**WRITTEN TASK:**
Copy each line of the data below exactly, leaving out pictures.

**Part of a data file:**
====

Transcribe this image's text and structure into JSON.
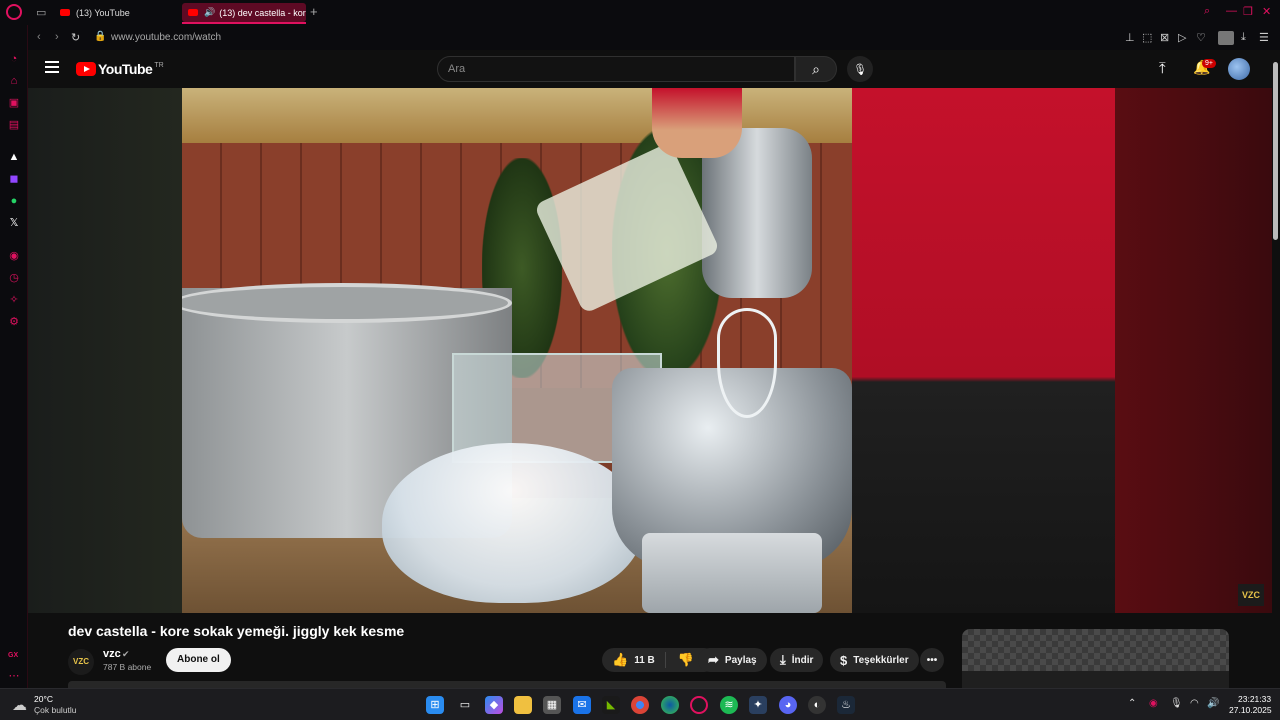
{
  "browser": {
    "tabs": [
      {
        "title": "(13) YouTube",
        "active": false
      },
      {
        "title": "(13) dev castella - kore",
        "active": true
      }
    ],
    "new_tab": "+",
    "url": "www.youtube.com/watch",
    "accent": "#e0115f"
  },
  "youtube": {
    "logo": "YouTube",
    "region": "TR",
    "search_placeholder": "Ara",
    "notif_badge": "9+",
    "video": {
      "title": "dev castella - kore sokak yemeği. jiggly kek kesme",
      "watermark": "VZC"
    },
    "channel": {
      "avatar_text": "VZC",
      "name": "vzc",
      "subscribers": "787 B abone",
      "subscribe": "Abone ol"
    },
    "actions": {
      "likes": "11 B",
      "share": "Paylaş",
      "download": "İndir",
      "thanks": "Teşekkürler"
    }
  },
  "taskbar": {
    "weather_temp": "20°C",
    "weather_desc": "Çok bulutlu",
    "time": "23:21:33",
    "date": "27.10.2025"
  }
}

====

**ANSWER FOR THE TASK:**
Transcribe this image's text and structure into JSON.
{
  "browser": {
    "tabs": [
      {
        "title": "(13) YouTube",
        "active": false
      },
      {
        "title": "(13) dev castella - kore",
        "active": true
      }
    ],
    "new_tab": "+",
    "url": "www.youtube.com/watch",
    "accent": "#e0115f"
  },
  "youtube": {
    "logo": "YouTube",
    "region": "TR",
    "search_placeholder": "Ara",
    "notif_badge": "9+",
    "video": {
      "title": "dev castella - kore sokak yemeği. jiggly kek kesme",
      "watermark": "VZC"
    },
    "channel": {
      "avatar_text": "VZC",
      "name": "vzc",
      "subscribers": "787 B abone",
      "subscribe": "Abone ol"
    },
    "actions": {
      "likes": "11 B",
      "share": "Paylaş",
      "download": "İndir",
      "thanks": "Teşekkürler"
    }
  },
  "taskbar": {
    "weather_temp": "20°C",
    "weather_desc": "Çok bulutlu",
    "time": "23:21:33",
    "date": "27.10.2025"
  }
}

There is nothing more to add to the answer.